§ **THE PROBLEM**
Without including the pictures, copy each line below exactly as it reads.

§ **DATA RECORDS**
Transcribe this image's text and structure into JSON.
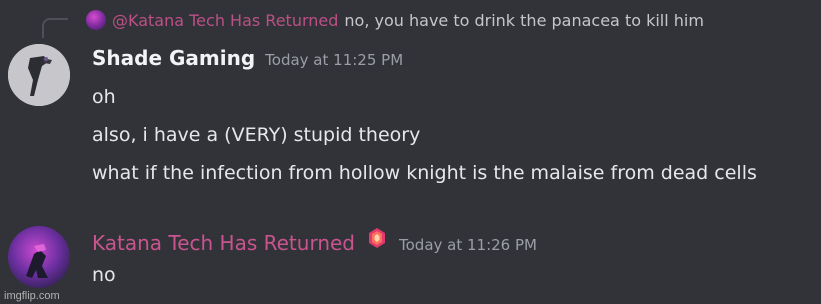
{
  "reply": {
    "mention": "@Katana Tech Has Returned",
    "text": "no, you have to drink the panacea to kill him"
  },
  "messages": [
    {
      "username": "Shade Gaming",
      "timestamp": "Today at 11:25 PM",
      "lines": [
        "oh",
        "also, i have a (VERY) stupid theory",
        "what if the infection from hollow knight is the malaise from dead cells"
      ]
    },
    {
      "username": "Katana Tech Has Returned",
      "timestamp": "Today at 11:26 PM",
      "lines": [
        "no"
      ]
    }
  ],
  "watermark": "imgflip.com",
  "colors": {
    "background": "#313338",
    "katana_name": "#c9548f",
    "shade_name": "#f2f3f5",
    "message_text": "#e6e7ea",
    "timestamp": "#9b9ea6"
  }
}
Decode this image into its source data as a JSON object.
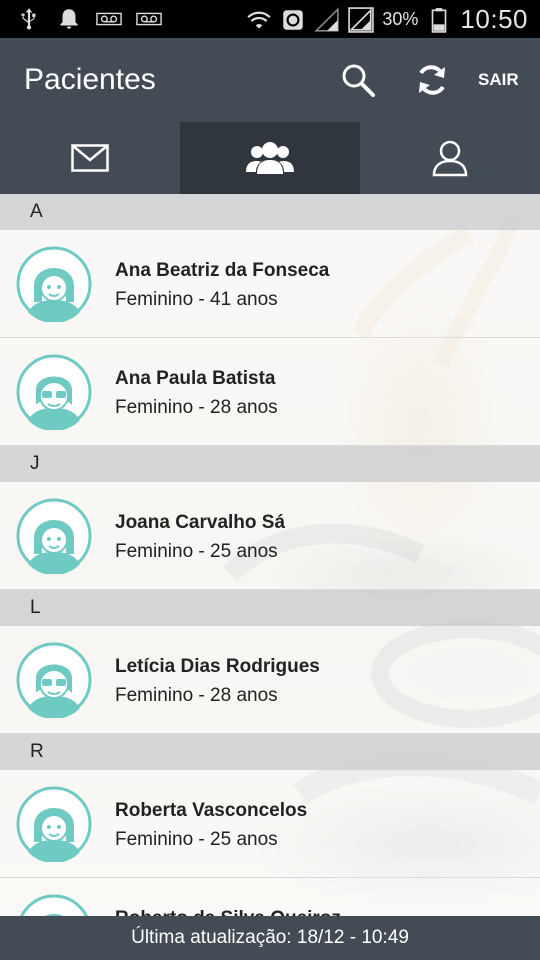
{
  "status_bar": {
    "battery_percent": "30%",
    "time": "10:50",
    "icons": [
      "usb-icon",
      "bell-icon",
      "voicemail-icon",
      "voicemail-icon",
      "wifi-icon",
      "sync-icon",
      "signal-icon",
      "signal-icon",
      "battery-icon"
    ]
  },
  "app_bar": {
    "title": "Pacientes",
    "search_icon": "search-icon",
    "refresh_icon": "refresh-icon",
    "logout_label": "SAIR"
  },
  "tabs": [
    {
      "icon": "mail-icon",
      "active": false
    },
    {
      "icon": "group-icon",
      "active": true
    },
    {
      "icon": "person-icon",
      "active": false
    }
  ],
  "sections": [
    {
      "letter": "A",
      "patients": [
        {
          "name": "Ana Beatriz da Fonseca",
          "info": "Feminino - 41 anos",
          "avatar": "female-avatar-icon"
        },
        {
          "name": "Ana Paula Batista",
          "info": "Feminino - 28 anos",
          "avatar": "female-sunglasses-avatar-icon"
        }
      ]
    },
    {
      "letter": "J",
      "patients": [
        {
          "name": "Joana Carvalho Sá",
          "info": "Feminino - 25 anos",
          "avatar": "female-avatar-icon"
        }
      ]
    },
    {
      "letter": "L",
      "patients": [
        {
          "name": "Letícia Dias Rodrigues",
          "info": "Feminino - 28 anos",
          "avatar": "female-sunglasses-avatar-icon"
        }
      ]
    },
    {
      "letter": "R",
      "patients": [
        {
          "name": "Roberta Vasconcelos",
          "info": "Feminino - 25 anos",
          "avatar": "female-avatar-icon"
        },
        {
          "name": "Roberto da Silva Queiroz",
          "info": "",
          "avatar": "male-avatar-icon"
        }
      ]
    }
  ],
  "footer": {
    "last_update": "Última atualização: 18/12 - 10:49"
  },
  "colors": {
    "app_bar": "#434b55",
    "active_tab": "#2f363e",
    "avatar_teal": "#6fcac4",
    "section_header": "#d2d4d6"
  }
}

§ **SOLVED EXERCISE**
Transcribe this image's text and structure into JSON.
{
  "reply": {
    "mention": "@Katana Tech Has Returned",
    "text": "no, you have to drink the panacea to kill him"
  },
  "messages": [
    {
      "username": "Shade Gaming",
      "timestamp": "Today at 11:25 PM",
      "lines": [
        "oh",
        "also, i have a (VERY) stupid theory",
        "what if the infection from hollow knight is the malaise from dead cells"
      ]
    },
    {
      "username": "Katana Tech Has Returned",
      "timestamp": "Today at 11:26 PM",
      "lines": [
        "no"
      ]
    }
  ],
  "watermark": "imgflip.com",
  "colors": {
    "background": "#313338",
    "katana_name": "#c9548f",
    "shade_name": "#f2f3f5",
    "message_text": "#e6e7ea",
    "timestamp": "#9b9ea6"
  }
}
Decode this image into its source data as a JSON object.
{
  "status_bar": {
    "battery_percent": "30%",
    "time": "10:50",
    "icons": [
      "usb-icon",
      "bell-icon",
      "voicemail-icon",
      "voicemail-icon",
      "wifi-icon",
      "sync-icon",
      "signal-icon",
      "signal-icon",
      "battery-icon"
    ]
  },
  "app_bar": {
    "title": "Pacientes",
    "search_icon": "search-icon",
    "refresh_icon": "refresh-icon",
    "logout_label": "SAIR"
  },
  "tabs": [
    {
      "icon": "mail-icon",
      "active": false
    },
    {
      "icon": "group-icon",
      "active": true
    },
    {
      "icon": "person-icon",
      "active": false
    }
  ],
  "sections": [
    {
      "letter": "A",
      "patients": [
        {
          "name": "Ana Beatriz da Fonseca",
          "info": "Feminino - 41 anos",
          "avatar": "female-avatar-icon"
        },
        {
          "name": "Ana Paula Batista",
          "info": "Feminino - 28 anos",
          "avatar": "female-sunglasses-avatar-icon"
        }
      ]
    },
    {
      "letter": "J",
      "patients": [
        {
          "name": "Joana Carvalho Sá",
          "info": "Feminino - 25 anos",
          "avatar": "female-avatar-icon"
        }
      ]
    },
    {
      "letter": "L",
      "patients": [
        {
          "name": "Letícia Dias Rodrigues",
          "info": "Feminino - 28 anos",
          "avatar": "female-sunglasses-avatar-icon"
        }
      ]
    },
    {
      "letter": "R",
      "patients": [
        {
          "name": "Roberta Vasconcelos",
          "info": "Feminino - 25 anos",
          "avatar": "female-avatar-icon"
        },
        {
          "name": "Roberto da Silva Queiroz",
          "info": "",
          "avatar": "male-avatar-icon"
        }
      ]
    }
  ],
  "footer": {
    "last_update": "Última atualização: 18/12 - 10:49"
  },
  "colors": {
    "app_bar": "#434b55",
    "active_tab": "#2f363e",
    "avatar_teal": "#6fcac4",
    "section_header": "#d2d4d6"
  }
}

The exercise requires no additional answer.